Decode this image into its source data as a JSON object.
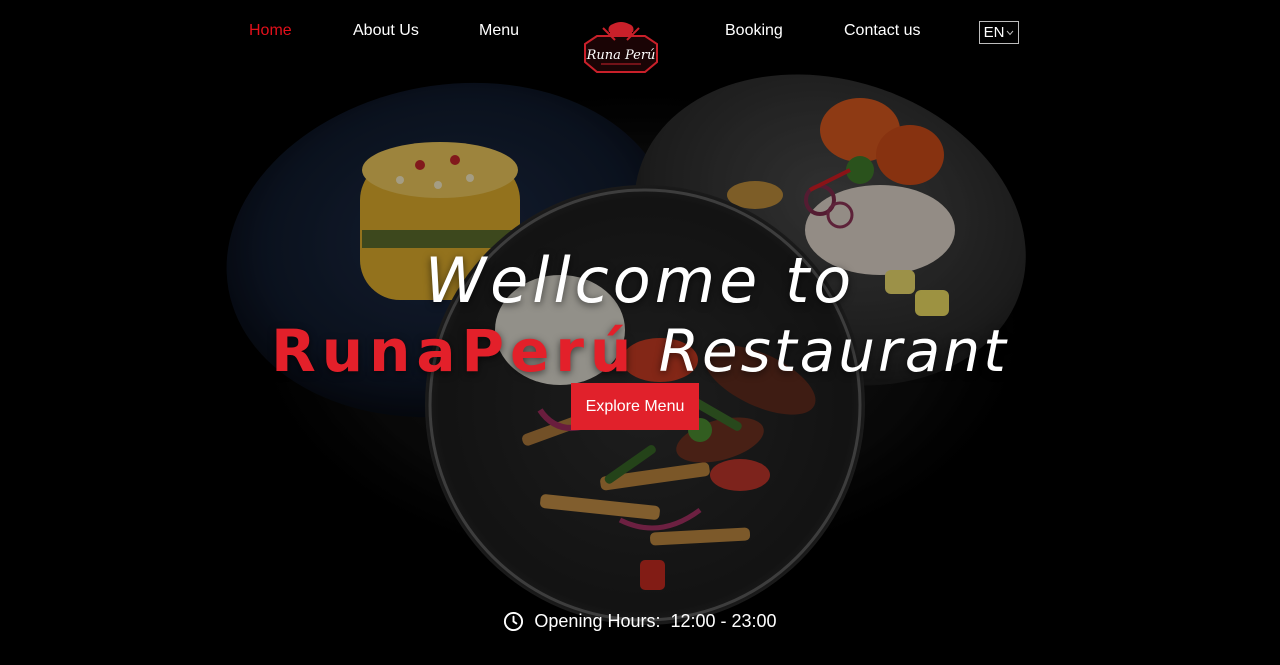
{
  "nav": {
    "items": [
      {
        "label": "Home",
        "active": true
      },
      {
        "label": "About Us"
      },
      {
        "label": "Menu"
      },
      {
        "label": "Booking"
      },
      {
        "label": "Contact us"
      }
    ],
    "logo": {
      "text": "Runa Perú",
      "icon": "chef-hat-crossed-knives-logo"
    },
    "language": {
      "value": "EN",
      "icon": "chevron-down-icon"
    }
  },
  "hero": {
    "line1": "Wellcome to",
    "brand": "RunaPerú",
    "rest": "Restaurant",
    "cta_label": "Explore Menu",
    "hours": {
      "icon": "clock-icon",
      "label": "Opening Hours:",
      "value": "12:00 - 23:00"
    }
  },
  "colors": {
    "accent": "#e3101b",
    "button": "#e1212b",
    "background": "#000000"
  }
}
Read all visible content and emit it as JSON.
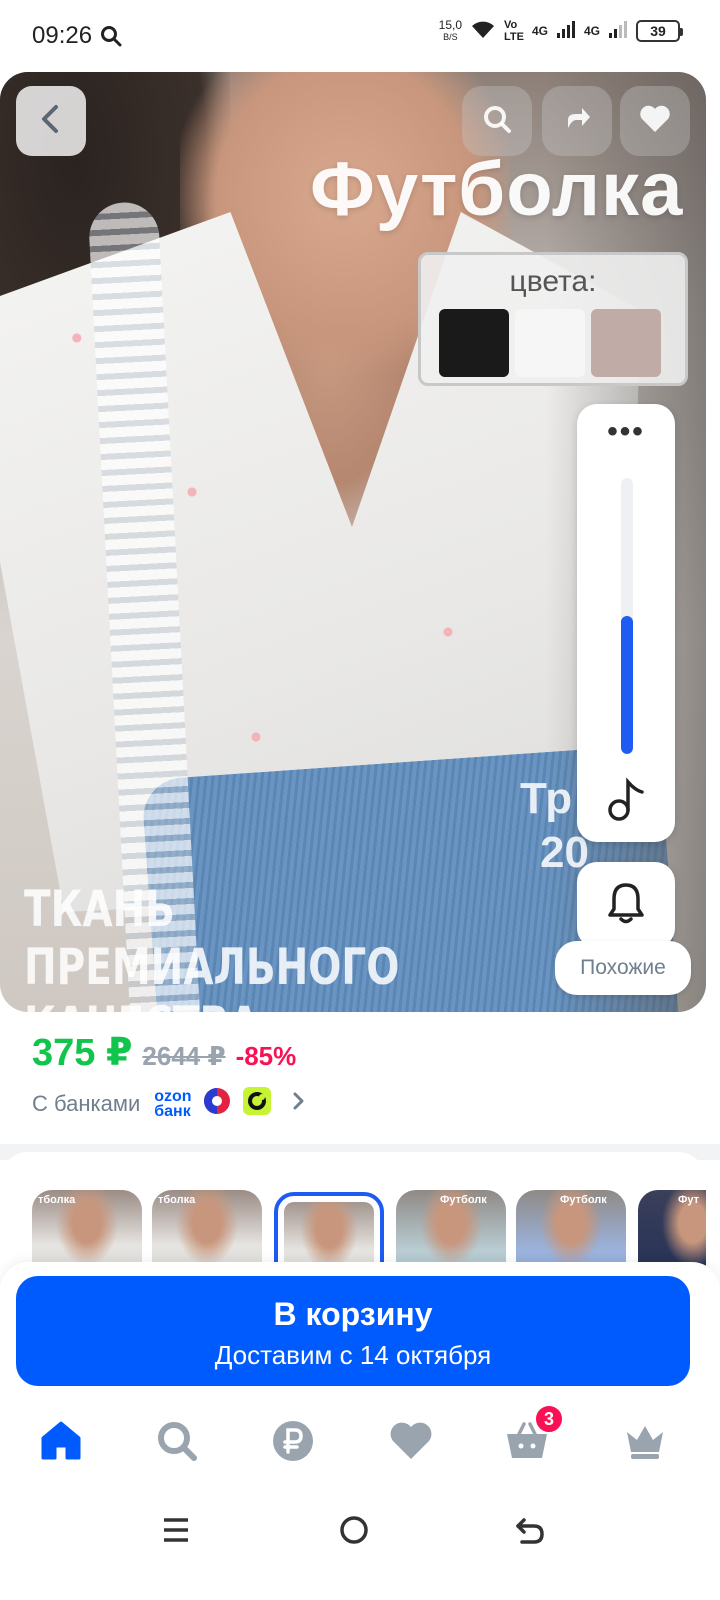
{
  "status_bar": {
    "time": "09:26",
    "net_speed": "15,0",
    "net_speed_unit": "B/S",
    "volte_top": "Vo",
    "volte_bottom": "LTE",
    "net1": "4G",
    "net2": "4G",
    "battery": "39",
    "icons": [
      "search-icon",
      "wifi-icon",
      "signal-icon",
      "signal-icon",
      "battery-icon"
    ]
  },
  "hero": {
    "title": "Футболка",
    "colors_label": "цвета:",
    "colors": [
      "#1a1a1a",
      "#f6f6f7",
      "#c1aba6"
    ],
    "quality_lines": [
      "Ткань",
      "премиального",
      "качества"
    ],
    "trend_lines": [
      "Тр",
      "20"
    ],
    "volume_level": 0.5,
    "similar_label": "Похожие"
  },
  "price": {
    "current": "375 ₽",
    "old": "2644 ₽",
    "discount": "-85%",
    "banks_label": "С банками",
    "ozon_line1": "ozon",
    "ozon_line2": "банк"
  },
  "thumbnails": [
    {
      "label": "тболка",
      "selected": false
    },
    {
      "label": "тболка",
      "selected": false
    },
    {
      "label": "",
      "selected": true
    },
    {
      "label": "Футболк",
      "selected": false
    },
    {
      "label": "Футболк",
      "selected": false
    },
    {
      "label": "Фут",
      "selected": false
    }
  ],
  "cart": {
    "title": "В корзину",
    "subtitle": "Доставим с 14 октября"
  },
  "bottom_nav": {
    "items": [
      "home",
      "search",
      "payments",
      "favorites",
      "cart",
      "profile"
    ],
    "cart_badge": "3",
    "active_color": "#005bff",
    "inactive_color": "#9aa4ae"
  }
}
++++++++++++++++++++
▶ What needs to be done
From the entries above, output every line exactly and omit any image.

▶ Correct response
Decode this image into its source data as a JSON object.
{
  "nav": {
    "items": [
      {
        "label": "Home",
        "active": true
      },
      {
        "label": "About Us"
      },
      {
        "label": "Menu"
      },
      {
        "label": "Booking"
      },
      {
        "label": "Contact us"
      }
    ],
    "logo": {
      "text": "Runa Perú",
      "icon": "chef-hat-crossed-knives-logo"
    },
    "language": {
      "value": "EN",
      "icon": "chevron-down-icon"
    }
  },
  "hero": {
    "line1": "Wellcome to",
    "brand": "RunaPerú",
    "rest": "Restaurant",
    "cta_label": "Explore Menu",
    "hours": {
      "icon": "clock-icon",
      "label": "Opening Hours:",
      "value": "12:00 - 23:00"
    }
  },
  "colors": {
    "accent": "#e3101b",
    "button": "#e1212b",
    "background": "#000000"
  }
}
Read all visible content and emit it as JSON.
{
  "status_bar": {
    "time": "09:26",
    "net_speed": "15,0",
    "net_speed_unit": "B/S",
    "volte_top": "Vo",
    "volte_bottom": "LTE",
    "net1": "4G",
    "net2": "4G",
    "battery": "39",
    "icons": [
      "search-icon",
      "wifi-icon",
      "signal-icon",
      "signal-icon",
      "battery-icon"
    ]
  },
  "hero": {
    "title": "Футболка",
    "colors_label": "цвета:",
    "colors": [
      "#1a1a1a",
      "#f6f6f7",
      "#c1aba6"
    ],
    "quality_lines": [
      "Ткань",
      "премиального",
      "качества"
    ],
    "trend_lines": [
      "Тр",
      "20"
    ],
    "volume_level": 0.5,
    "similar_label": "Похожие"
  },
  "price": {
    "current": "375 ₽",
    "old": "2644 ₽",
    "discount": "-85%",
    "banks_label": "С банками",
    "ozon_line1": "ozon",
    "ozon_line2": "банк"
  },
  "thumbnails": [
    {
      "label": "тболка",
      "selected": false
    },
    {
      "label": "тболка",
      "selected": false
    },
    {
      "label": "",
      "selected": true
    },
    {
      "label": "Футболк",
      "selected": false
    },
    {
      "label": "Футболк",
      "selected": false
    },
    {
      "label": "Фут",
      "selected": false
    }
  ],
  "cart": {
    "title": "В корзину",
    "subtitle": "Доставим с 14 октября"
  },
  "bottom_nav": {
    "items": [
      "home",
      "search",
      "payments",
      "favorites",
      "cart",
      "profile"
    ],
    "cart_badge": "3",
    "active_color": "#005bff",
    "inactive_color": "#9aa4ae"
  }
}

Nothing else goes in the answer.